> Your goal
Report every line from the material that contains the word "India".

> Information provided

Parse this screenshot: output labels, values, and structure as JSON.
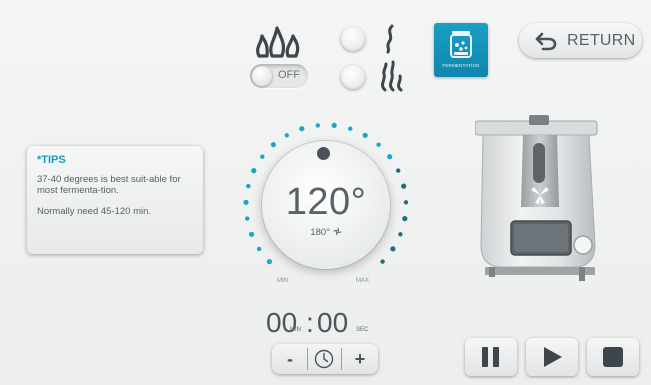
{
  "header": {
    "heat_toggle": {
      "state_label": "OFF",
      "icon": "flame-icon"
    },
    "steam_options": [
      {
        "icon": "steam-light-icon"
      },
      {
        "icon": "steam-heavy-icon"
      }
    ],
    "mode_button": {
      "label": "FERMENTATION",
      "icon": "fermentation-jar-icon",
      "color": "#1798c0"
    },
    "return_button": {
      "label": "RETURN",
      "icon": "return-arrow-icon"
    }
  },
  "tips": {
    "title": "*TIPS",
    "line1": "37-40 degrees is best suit-able for most fermenta-tion.",
    "line2": "Normally need 45-120 min."
  },
  "dial": {
    "temperature": "120°",
    "secondary": "180°",
    "min_label": "MIN",
    "max_label": "MAX",
    "accent_color": "#1aa6c9"
  },
  "timer": {
    "minutes": "00",
    "colon": ":",
    "seconds": "00",
    "min_unit": "MIN",
    "sec_unit": "SEC",
    "decrement": "-",
    "increment": "+"
  },
  "controls": {
    "pause_icon": "pause-icon",
    "play_icon": "play-icon",
    "stop_icon": "stop-icon"
  }
}
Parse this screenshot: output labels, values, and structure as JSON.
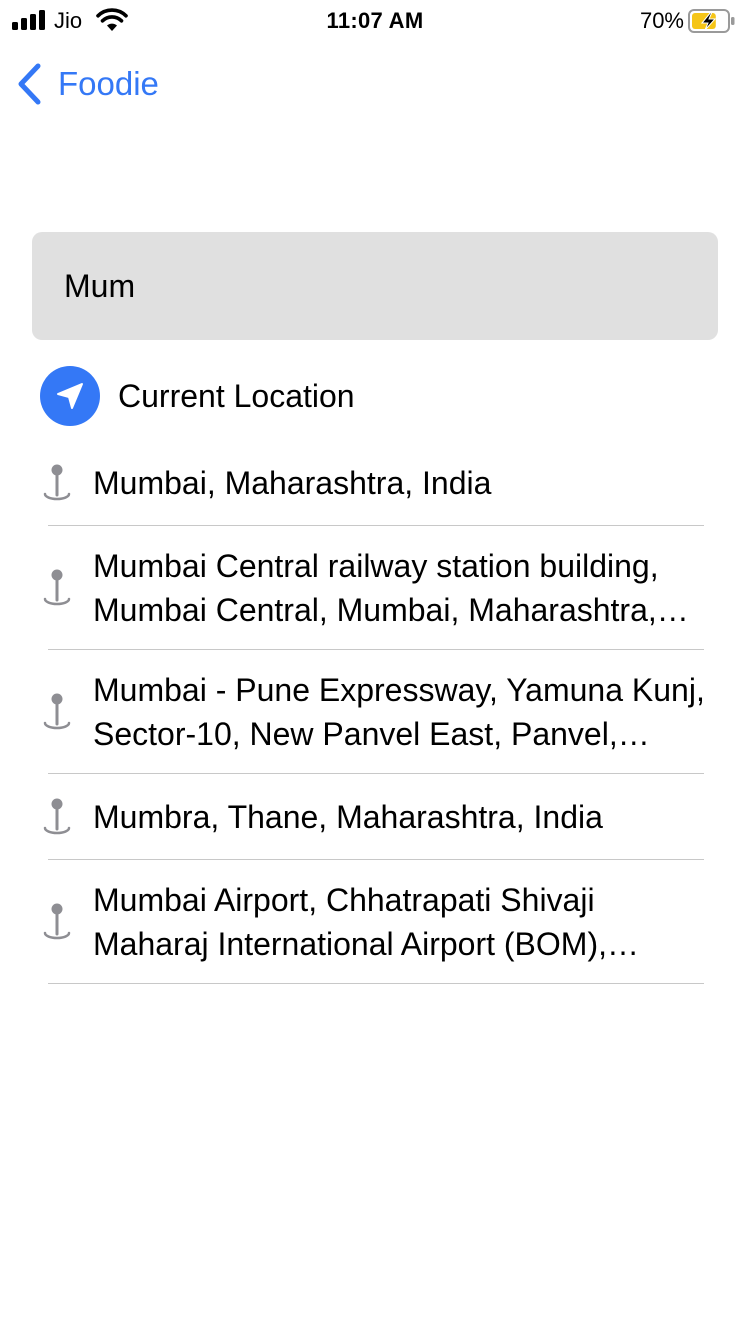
{
  "status_bar": {
    "carrier": "Jio",
    "time": "11:07 AM",
    "battery_percent": "70%",
    "battery_level": 0.7,
    "charging": true,
    "signal_icon": "cellular-signal-icon",
    "wifi_icon": "wifi-icon",
    "battery_icon": "battery-charging-icon"
  },
  "nav": {
    "back_label": "Foodie",
    "back_icon": "chevron-left-icon"
  },
  "search": {
    "value": "Mum"
  },
  "current_location": {
    "label": "Current Location",
    "icon": "location-arrow-icon"
  },
  "results": [
    {
      "text": "Mumbai, Maharashtra, India",
      "lines": 1
    },
    {
      "text": "Mumbai Central railway station building, Mumbai Central, Mumbai, Maharashtra, India",
      "lines": 2
    },
    {
      "text": "Mumbai - Pune Expressway, Yamuna Kunj, Sector-10, New Panvel East, Panvel, Maharashtra, India",
      "lines": 2
    },
    {
      "text": "Mumbra, Thane, Maharashtra, India",
      "lines": 1
    },
    {
      "text": "Mumbai Airport, Chhatrapati Shivaji Maharaj International Airport (BOM), Navpada, Vile Parle East, Mumbai, Maharashtra, India",
      "lines": 2
    }
  ],
  "colors": {
    "accent": "#3478f6",
    "search_bg": "#e0e0e0",
    "pin": "#8e8e93",
    "battery_fill": "#f5c518"
  }
}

> Full output
      "text": "Mumbai, Maharashtra, India",
      "text": "Mumbai Central railway station building, Mumbai Central, Mumbai, Maharashtra, India",
      "text": "Mumbai - Pune Expressway, Yamuna Kunj, Sector-10, New Panvel East, Panvel, Maharashtra, India",
      "text": "Mumbra, Thane, Maharashtra, India",
      "text": "Mumbai Airport, Chhatrapati Shivaji Maharaj International Airport (BOM), Navpada, Vile Parle East, Mumbai, Maharashtra, India",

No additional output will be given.